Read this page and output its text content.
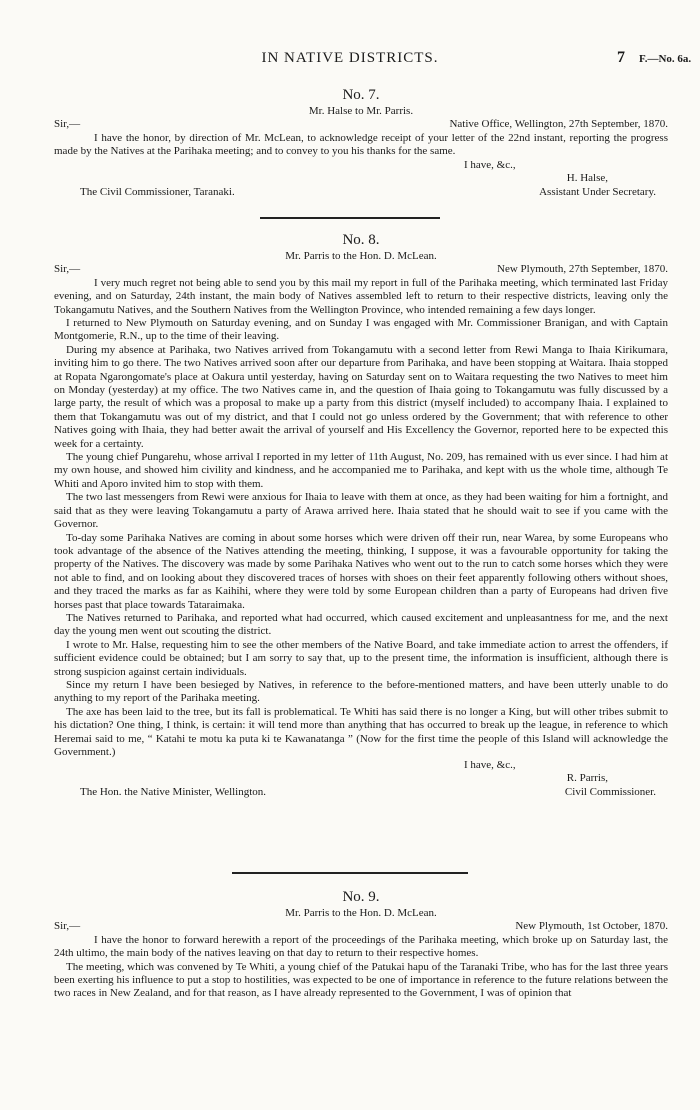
IN NATIVE DISTRICTS.	7 F.—No. 6a.
No. 7.
Mr. Halse to Mr. Parris.
Sir,—	Native Office, Wellington, 27th September, 1870.

I have the honor, by direction of Mr. McLean, to acknowledge receipt of your letter of the 22nd instant, reporting the progress made by the Natives at the Parihaka meeting; and to convey to you his thanks for the same.

I have, &c.,
H. Halse,
The Civil Commissioner, Taranaki.	Assistant Under Secretary.
No. 8.
Mr. Parris to the Hon. D. McLean.
Sir,—	New Plymouth, 27th September, 1870.

I very much regret not being able to send you by this mail my report in full of the Parihaka meeting, which terminated last Friday evening, and on Saturday, 24th instant, the main body of Natives assembled left to return to their respective districts, leaving only the Tokangamutu Natives, and the Southern Natives from the Wellington Province, who intended remaining a few days longer.

I returned to New Plymouth on Saturday evening, and on Sunday I was engaged with Mr. Commissioner Branigan, and with Captain Montgomerie, R.N., up to the time of their leaving.

During my absence at Parihaka, two Natives arrived from Tokangamutu with a second letter from Rewi Manga to Ihaia Kirikumara, inviting him to go there. The two Natives arrived soon after our departure from Parihaka, and have been stopping at Waitara. Ihaia stopped at Ropata Ngarongomate's place at Oakura until yesterday, having on Saturday sent on to Waitara requesting the two Natives to meet him on Monday (yesterday) at my office. The two Natives came in, and the question of Ihaia going to Tokangamutu was fully discussed by a large party, the result of which was a proposal to make up a party from this district (myself included) to accompany Ihaia. I explained to them that Tokangamutu was out of my district, and that I could not go unless ordered by the Government; that with reference to other Natives going with Ihaia, they had better await the arrival of yourself and His Excellency the Governor, reported here to be expected this week for a certainty.

The young chief Pungarehu, whose arrival I reported in my letter of 11th August, No. 209, has remained with us ever since. I had him at my own house, and showed him civility and kindness, and he accompanied me to Parihaka, and kept with us the whole time, although Te Whiti and Aporo invited him to stop with them.

The two last messengers from Rewi were anxious for Ihaia to leave with them at once, as they had been waiting for him a fortnight, and said that as they were leaving Tokangamutu a party of Arawa arrived here. Ihaia stated that he should wait to see if you came with the Governor.

To-day some Parihaka Natives are coming in about some horses which were driven off their run, near Warea, by some Europeans who took advantage of the absence of the Natives attending the meeting, thinking, I suppose, it was a favourable opportunity for taking the property of the Natives. The discovery was made by some Parihaka Natives who went out to the run to catch some horses which they were not able to find, and on looking about they discovered traces of horses with shoes on their feet apparently following others without shoes, and they traced the marks as far as Kaihihi, where they were told by some European children than a party of Europeans had driven five horses past that place towards Tataraimaka.

The Natives returned to Parihaka, and reported what had occurred, which caused excitement and unpleasantness for me, and the next day the young men went out scouting the district.

I wrote to Mr. Halse, requesting him to see the other members of the Native Board, and take immediate action to arrest the offenders, if sufficient evidence could be obtained; but I am sorry to say that, up to the present time, the information is insufficient, although there is strong suspicion against certain individuals.

Since my return I have been besieged by Natives, in reference to the before-mentioned matters, and have been utterly unable to do anything to my report of the Parihaka meeting.

The axe has been laid to the tree, but its fall is problematical. Te Whiti has said there is no longer a King, but will other tribes submit to his dictation? One thing, I think, is certain: it will tend more than anything that has occurred to break up the league, in reference to which Heremai said to me, “ Katahi te motu ka puta ki te Kawanatanga ” (Now for the first time the people of this Island will acknowledge the Government.)

I have, &c.,
R. Parris,
The Hon. the Native Minister, Wellington.	Civil Commissioner.
No. 9.
Mr. Parris to the Hon. D. McLean.
Sir,—	New Plymouth, 1st October, 1870.

I have the honor to forward herewith a report of the proceedings of the Parihaka meeting, which broke up on Saturday last, the 24th ultimo, the main body of the natives leaving on that day to return to their respective homes.

The meeting, which was convened by Te Whiti, a young chief of the Patukai hapu of the Taranaki Tribe, who has for the last three years been exerting his influence to put a stop to hostilities, was expected to be one of importance in reference to the future relations between the two races in New Zealand, and for that reason, as I have already represented to the Government, I was of opinion that
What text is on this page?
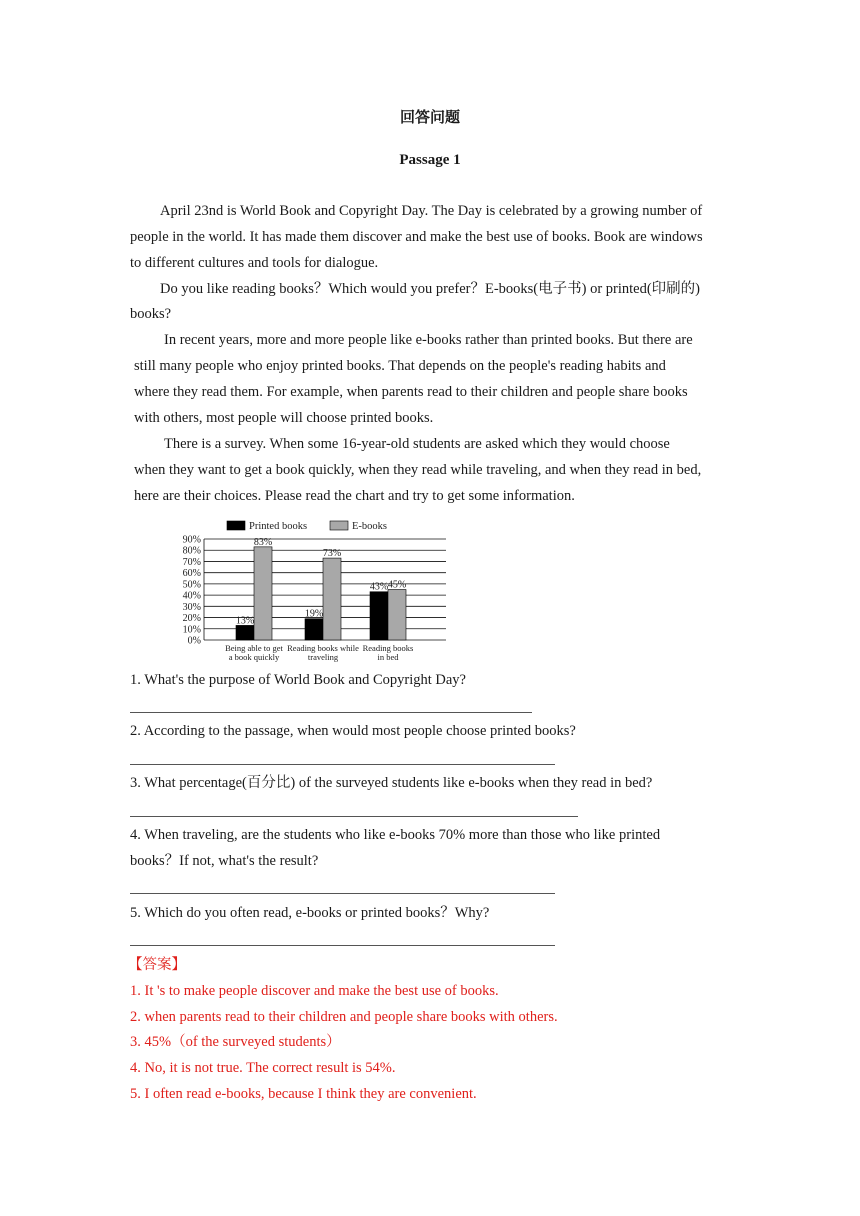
回答问题
Passage 1
April 23nd is World Book and Copyright Day. The Day is celebrated by a growing number of
people in the world. It has made them discover and make the best use of books. Book are windows
to different cultures and tools for dialogue.
Do you like reading books？Which would you prefer？E-books(电子书) or printed(印刷的)
books?
In recent years, more and more people like e-books rather than printed books. But there are
still many people who enjoy printed books. That depends on the people's reading habits and
where they read them. For example, when parents read to their children and people share books
with others, most people will choose printed books.
There is a survey. When some 16-year-old students are asked which they would choose
when they want to get a book quickly, when they read while traveling, and when they read in bed,
here are their choices. Please read the chart and try to get some information.
Printed books	E-books
0%
10%
20%
30%
40%
50%
60%
70%
80%
90%
13%
83%
19%
73%
43% 45%
Being able to get
a book quickly
Reading books while
traveling
Reading books
in bed
1. What's the purpose of World Book and Copyright Day?
2. According to the passage, when would most people choose printed books?
3. What percentage(百分比) of the surveyed students like e-books when they read in bed?
4. When traveling, are the students who like e-books 70% more than those who like printed
books？If not, what's the result?
5. Which do you often read, e-books or printed books？Why?
【答案】
1. It 's to make people discover and make the best use of books.
2. when parents read to their children and people share books with others.
3. 45%（of the surveyed students）
4. No, it is not true. The correct result is 54%.
5. I often read e-books, because I think they are convenient.
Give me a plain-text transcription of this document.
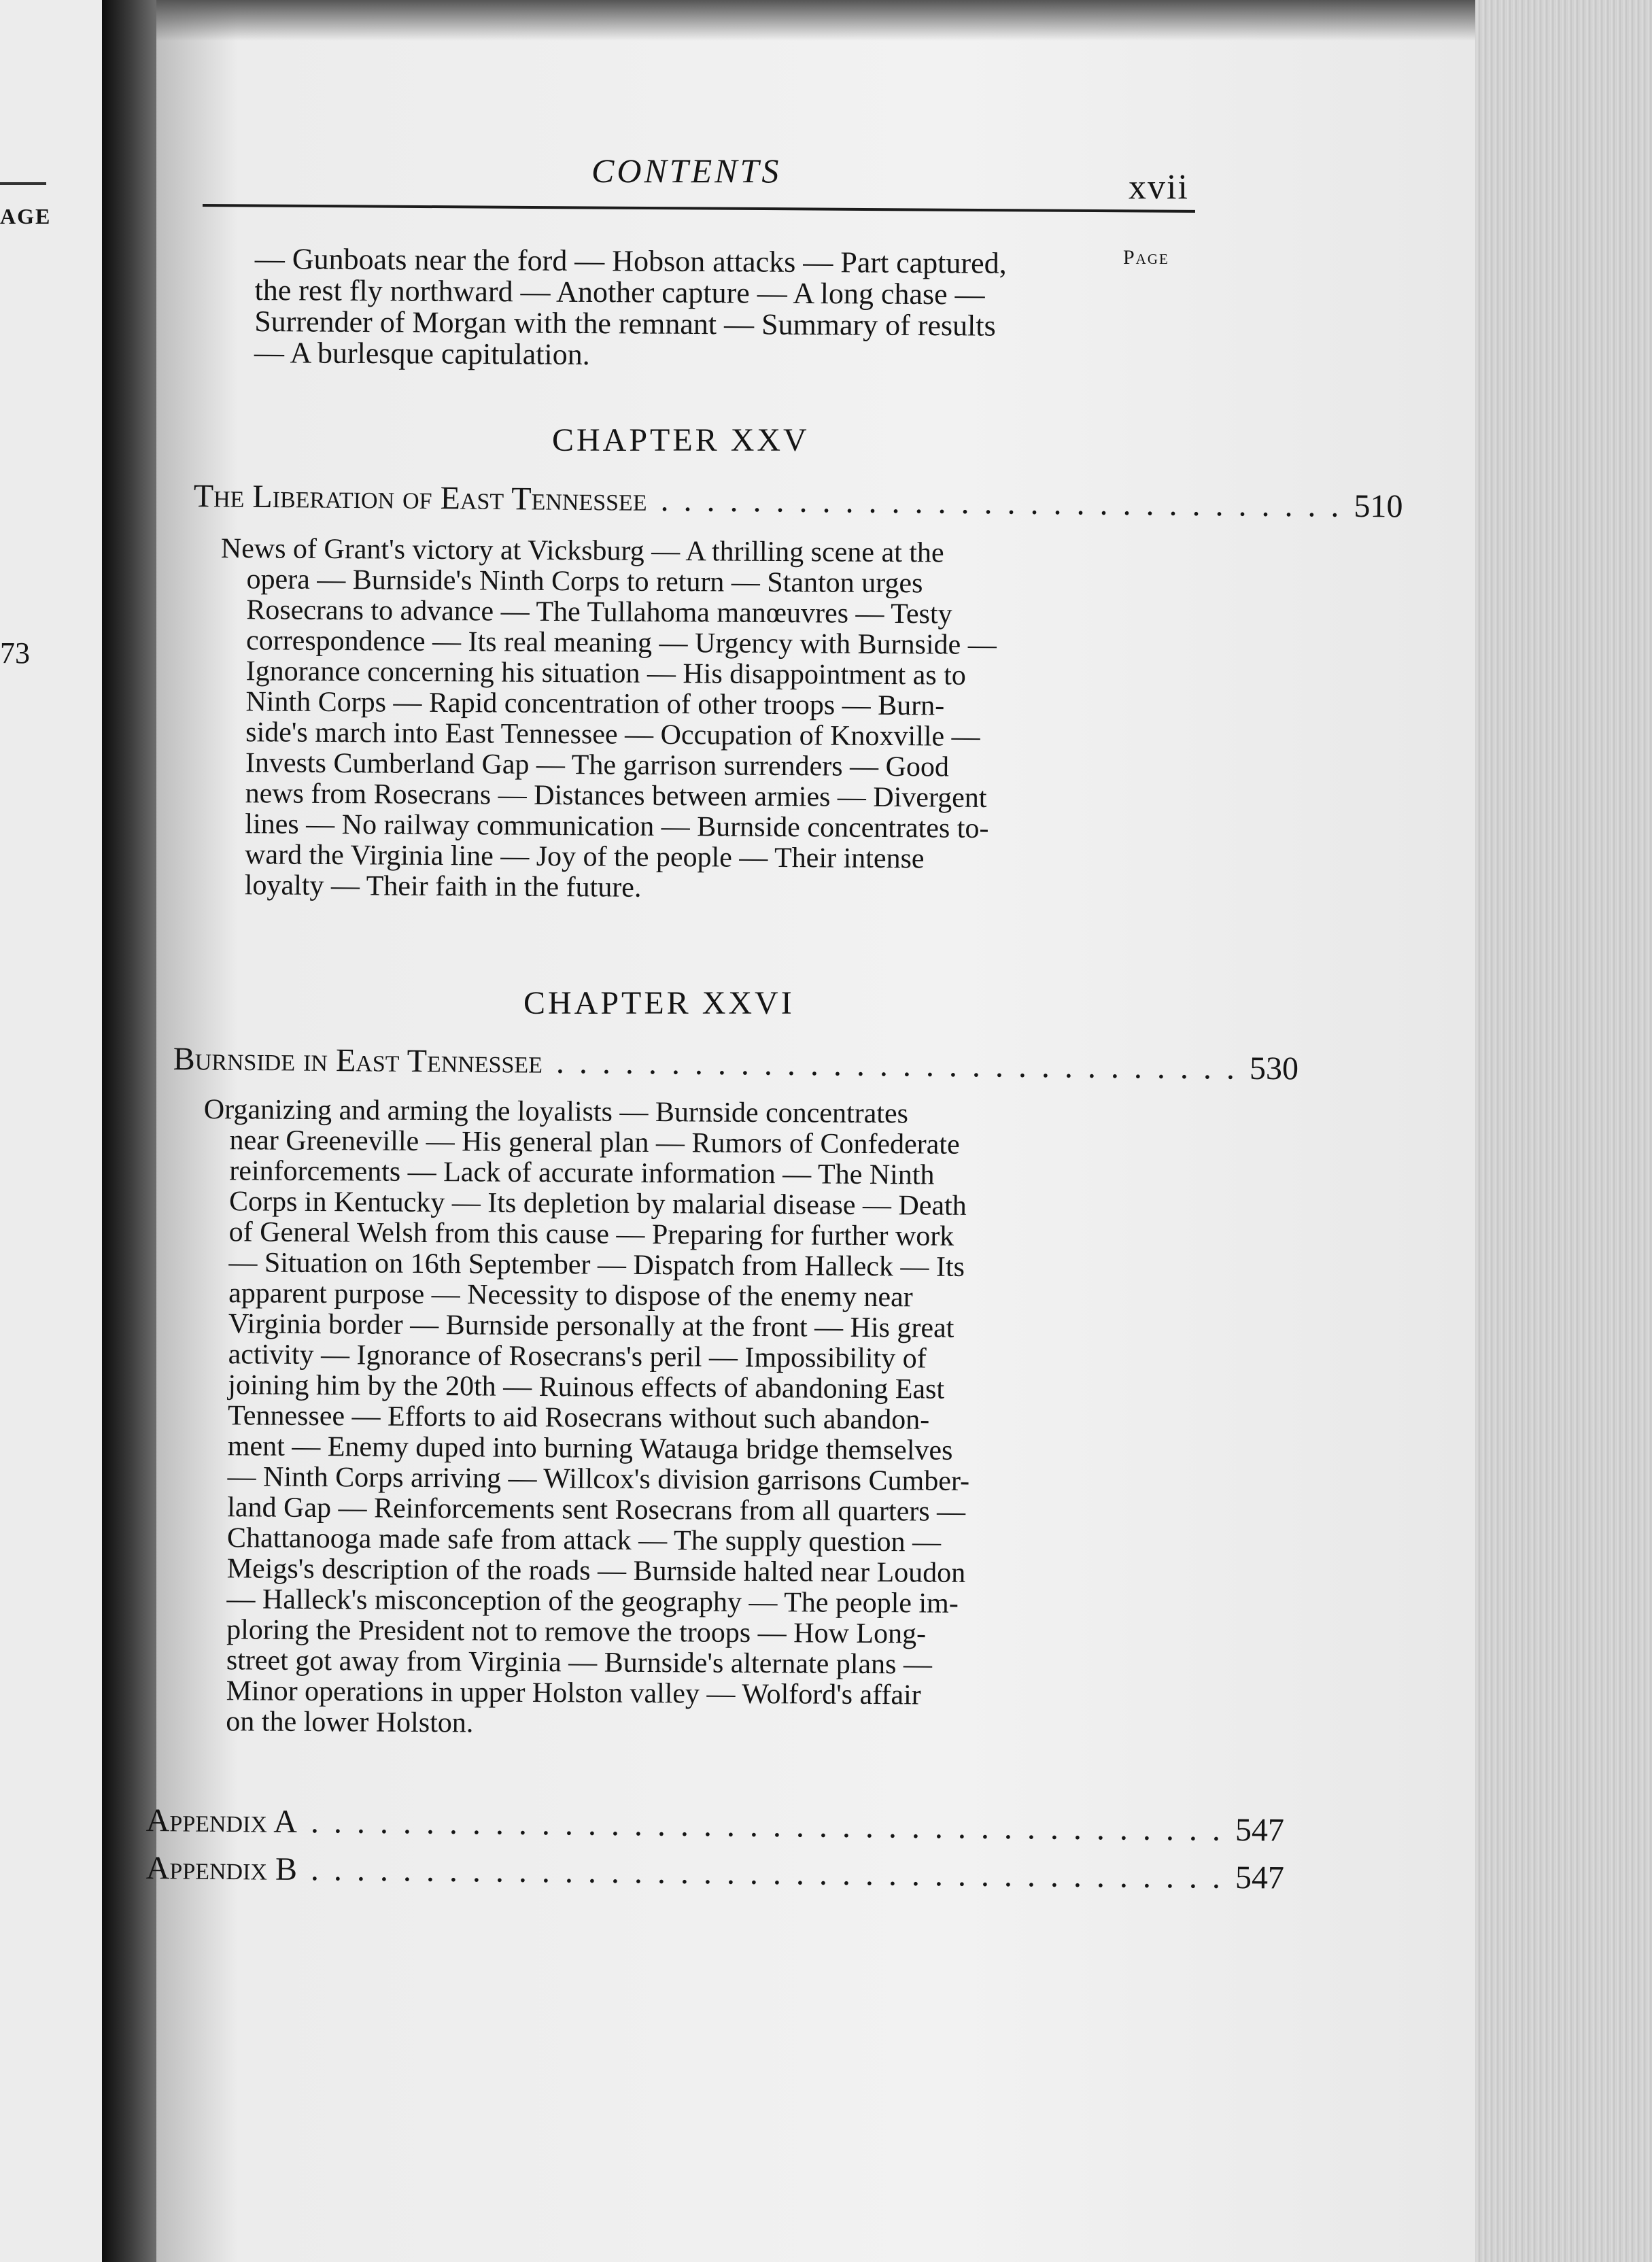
AGE
73
CONTENTS	xvii
Page
— Gunboats near the ford — Hobson attacks — Part captured,
the rest fly northward — Another capture — A long chase —
Surrender of Morgan with the remnant — Summary of results
— A burlesque capitulation.
CHAPTER XXV
The Liberation of East Tennessee .............................. 510
News of Grant's victory at Vicksburg — A thrilling scene at the
opera — Burnside's Ninth Corps to return — Stanton urges
Rosecrans to advance — The Tullahoma manœuvres — Testy
correspondence — Its real meaning — Urgency with Burnside —
Ignorance concerning his situation — His disappointment as to
Ninth Corps — Rapid concentration of other troops — Burn-
side's march into East Tennessee — Occupation of Knoxville —
Invests Cumberland Gap — The garrison surrenders — Good
news from Rosecrans — Distances between armies — Divergent
lines — No railway communication — Burnside concentrates to-
ward the Virginia line — Joy of the people — Their intense
loyalty — Their faith in the future.
CHAPTER XXVI
Burnside in East Tennessee .............................. 530
Organizing and arming the loyalists — Burnside concentrates
near Greeneville — His general plan — Rumors of Confederate
reinforcements — Lack of accurate information — The Ninth
Corps in Kentucky — Its depletion by malarial disease — Death
of General Welsh from this cause — Preparing for further work
— Situation on 16th September — Dispatch from Halleck — Its
apparent purpose — Necessity to dispose of the enemy near
Virginia border — Burnside personally at the front — His great
activity — Ignorance of Rosecrans's peril — Impossibility of
joining him by the 20th — Ruinous effects of abandoning East
Tennessee — Efforts to aid Rosecrans without such abandon-
ment — Enemy duped into burning Watauga bridge themselves
— Ninth Corps arriving — Willcox's division garrisons Cumber-
land Gap — Reinforcements sent Rosecrans from all quarters —
Chattanooga made safe from attack — The supply question —
Meigs's description of the roads — Burnside halted near Loudon
— Halleck's misconception of the geography — The people im-
ploring the President not to remove the troops — How Long-
street got away from Virginia — Burnside's alternate plans —
Minor operations in upper Holston valley — Wolford's affair
on the lower Holston.
Appendix A ........................................ 547
Appendix B ........................................ 547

▶ **WRITTEN EXERCISE**
From the data, collect all lines where the string "Tokangamutu" appears.

▶ **WRITTEN RESPONSE**
I very much regret not being able to send you by this mail my report in full of the Parihaka meeting, which terminated last Friday evening, and on Saturday, 24th instant, the main body of Natives assembled left to return to their respective districts, leaving only the Tokangamutu Natives, and the Southern Natives from the Wellington Province, who intended remaining a few days longer.
During my absence at Parihaka, two Natives arrived from Tokangamutu with a second letter from Rewi Manga to Ihaia Kirikumara, inviting him to go there. The two Natives arrived soon after our departure from Parihaka, and have been stopping at Waitara. Ihaia stopped at Ropata Ngarongomate's place at Oakura until yesterday, having on Saturday sent on to Waitara requesting the two Natives to meet him on Monday (yesterday) at my office. The two Natives came in, and the question of Ihaia going to Tokangamutu was fully discussed by a large party, the result of which was a proposal to make up a party from this district (myself included) to accompany Ihaia. I explained to them that Tokangamutu was out of my district, and that I could not go unless ordered by the Government; that with reference to other Natives going with Ihaia, they had better await the arrival of yourself and His Excellency the Governor, reported here to be expected this week for a certainty.
The two last messengers from Rewi were anxious for Ihaia to leave with them at once, as they had been waiting for him a fortnight, and said that as they were leaving Tokangamutu a party of Arawa arrived here. Ihaia stated that he should wait to see if you came with the Governor.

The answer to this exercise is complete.